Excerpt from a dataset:

· · · · ·

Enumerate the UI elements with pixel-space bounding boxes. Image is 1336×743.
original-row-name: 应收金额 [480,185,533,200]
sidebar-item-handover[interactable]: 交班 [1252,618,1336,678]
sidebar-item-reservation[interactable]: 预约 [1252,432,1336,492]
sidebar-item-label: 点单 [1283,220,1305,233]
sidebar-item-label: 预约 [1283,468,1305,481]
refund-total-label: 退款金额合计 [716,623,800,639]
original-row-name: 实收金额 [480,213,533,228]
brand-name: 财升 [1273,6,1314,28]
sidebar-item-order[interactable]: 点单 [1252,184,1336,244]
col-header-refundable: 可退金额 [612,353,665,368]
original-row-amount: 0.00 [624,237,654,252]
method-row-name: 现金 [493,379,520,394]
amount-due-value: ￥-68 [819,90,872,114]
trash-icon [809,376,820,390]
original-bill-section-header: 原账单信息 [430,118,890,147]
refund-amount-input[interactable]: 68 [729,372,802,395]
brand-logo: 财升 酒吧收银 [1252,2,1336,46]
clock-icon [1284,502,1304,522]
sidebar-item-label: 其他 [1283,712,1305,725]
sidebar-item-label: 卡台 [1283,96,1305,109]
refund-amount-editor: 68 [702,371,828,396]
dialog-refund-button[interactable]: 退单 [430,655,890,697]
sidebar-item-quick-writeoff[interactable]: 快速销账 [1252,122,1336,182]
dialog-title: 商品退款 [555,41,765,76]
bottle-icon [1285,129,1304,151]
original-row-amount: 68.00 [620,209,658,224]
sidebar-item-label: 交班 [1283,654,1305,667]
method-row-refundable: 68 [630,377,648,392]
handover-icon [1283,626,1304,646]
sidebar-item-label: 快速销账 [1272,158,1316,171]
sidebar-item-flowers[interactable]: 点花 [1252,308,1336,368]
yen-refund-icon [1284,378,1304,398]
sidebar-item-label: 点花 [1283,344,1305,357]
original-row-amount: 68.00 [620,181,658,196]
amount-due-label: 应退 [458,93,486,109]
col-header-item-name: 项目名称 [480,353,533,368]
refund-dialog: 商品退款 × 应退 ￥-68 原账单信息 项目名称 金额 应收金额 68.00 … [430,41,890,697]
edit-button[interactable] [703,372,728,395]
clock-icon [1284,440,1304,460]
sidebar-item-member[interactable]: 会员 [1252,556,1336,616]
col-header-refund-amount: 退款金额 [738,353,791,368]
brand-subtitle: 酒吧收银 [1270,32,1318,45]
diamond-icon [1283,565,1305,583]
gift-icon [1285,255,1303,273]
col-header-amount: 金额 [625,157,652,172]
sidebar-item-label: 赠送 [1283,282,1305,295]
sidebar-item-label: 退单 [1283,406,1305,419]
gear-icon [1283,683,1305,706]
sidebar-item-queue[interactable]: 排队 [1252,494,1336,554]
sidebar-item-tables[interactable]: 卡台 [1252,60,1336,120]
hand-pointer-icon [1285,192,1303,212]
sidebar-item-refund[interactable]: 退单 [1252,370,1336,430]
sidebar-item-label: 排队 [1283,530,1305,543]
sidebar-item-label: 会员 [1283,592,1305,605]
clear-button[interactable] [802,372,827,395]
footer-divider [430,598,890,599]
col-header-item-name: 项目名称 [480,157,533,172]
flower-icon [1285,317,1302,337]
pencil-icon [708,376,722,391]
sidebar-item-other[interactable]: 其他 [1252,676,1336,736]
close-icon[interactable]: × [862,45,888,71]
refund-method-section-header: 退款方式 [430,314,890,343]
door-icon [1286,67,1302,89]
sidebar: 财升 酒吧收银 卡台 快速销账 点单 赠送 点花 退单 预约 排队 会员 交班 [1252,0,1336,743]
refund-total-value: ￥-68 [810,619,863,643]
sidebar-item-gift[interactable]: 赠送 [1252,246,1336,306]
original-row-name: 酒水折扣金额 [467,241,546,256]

· · · · ·

Given exercise ▸ Echo the rows above line for line, without changing anything.

Result of this task ▸
Enumerate the UI elements with pixel-space bounding boxes. Image is 1336×743.
original-row-name: 应收金额 [480,185,533,200]
sidebar-item-handover[interactable]: 交班 [1252,618,1336,678]
sidebar-item-reservation[interactable]: 预约 [1252,432,1336,492]
sidebar-item-label: 点单 [1283,220,1305,233]
sidebar-item-label: 预约 [1283,468,1305,481]
refund-total-label: 退款金额合计 [716,623,800,639]
original-row-name: 实收金额 [480,213,533,228]
brand-name: 财升 [1273,6,1314,28]
sidebar-item-order[interactable]: 点单 [1252,184,1336,244]
col-header-refundable: 可退金额 [612,353,665,368]
original-row-amount: 0.00 [624,237,654,252]
method-row-name: 现金 [493,379,520,394]
amount-due-value: ￥-68 [819,90,872,114]
trash-icon [809,376,820,390]
original-bill-section-header: 原账单信息 [430,118,890,147]
refund-amount-input[interactable]: 68 [729,372,802,395]
brand-logo: 财升 酒吧收银 [1252,2,1336,46]
clock-icon [1284,502,1304,522]
sidebar-item-label: 其他 [1283,712,1305,725]
sidebar-item-label: 卡台 [1283,96,1305,109]
refund-amount-editor: 68 [702,371,828,396]
dialog-refund-button[interactable]: 退单 [430,655,890,697]
sidebar-item-quick-writeoff[interactable]: 快速销账 [1252,122,1336,182]
dialog-title: 商品退款 [555,41,765,76]
bottle-icon [1285,129,1304,151]
original-row-amount: 68.00 [620,209,658,224]
sidebar-item-label: 交班 [1283,654,1305,667]
method-row-refundable: 68 [630,377,648,392]
handover-icon [1283,626,1304,646]
sidebar-item-label: 快速销账 [1272,158,1316,171]
sidebar-item-flowers[interactable]: 点花 [1252,308,1336,368]
yen-refund-icon [1284,378,1304,398]
sidebar-item-label: 点花 [1283,344,1305,357]
original-row-amount: 68.00 [620,181,658,196]
amount-due-label: 应退 [458,93,486,109]
col-header-item-name: 项目名称 [480,353,533,368]
refund-dialog: 商品退款 × 应退 ￥-68 原账单信息 项目名称 金额 应收金额 68.00 … [430,41,890,697]
edit-button[interactable] [703,372,728,395]
clock-icon [1284,440,1304,460]
sidebar-item-member[interactable]: 会员 [1252,556,1336,616]
col-header-refund-amount: 退款金额 [738,353,791,368]
brand-subtitle: 酒吧收银 [1270,32,1318,45]
diamond-icon [1283,565,1305,583]
gift-icon [1285,255,1303,273]
col-header-amount: 金额 [625,157,652,172]
sidebar-item-label: 赠送 [1283,282,1305,295]
sidebar-item-label: 退单 [1283,406,1305,419]
gear-icon [1283,683,1305,706]
sidebar-item-queue[interactable]: 排队 [1252,494,1336,554]
sidebar-item-tables[interactable]: 卡台 [1252,60,1336,120]
hand-pointer-icon [1285,192,1303,212]
sidebar-item-refund[interactable]: 退单 [1252,370,1336,430]
sidebar-item-label: 排队 [1283,530,1305,543]
sidebar-item-label: 会员 [1283,592,1305,605]
clear-button[interactable] [802,372,827,395]
footer-divider [430,598,890,599]
col-header-item-name: 项目名称 [480,157,533,172]
flower-icon [1285,317,1302,337]
pencil-icon [708,376,722,391]
sidebar-item-other[interactable]: 其他 [1252,676,1336,736]
close-icon[interactable]: × [862,45,888,71]
refund-method-section-header: 退款方式 [430,314,890,343]
door-icon [1286,67,1302,89]
sidebar: 财升 酒吧收银 卡台 快速销账 点单 赠送 点花 退单 预约 排队 会员 交班 [1252,0,1336,743]
refund-total-value: ￥-68 [810,619,863,643]
sidebar-item-gift[interactable]: 赠送 [1252,246,1336,306]
original-row-name: 酒水折扣金额 [467,241,546,256]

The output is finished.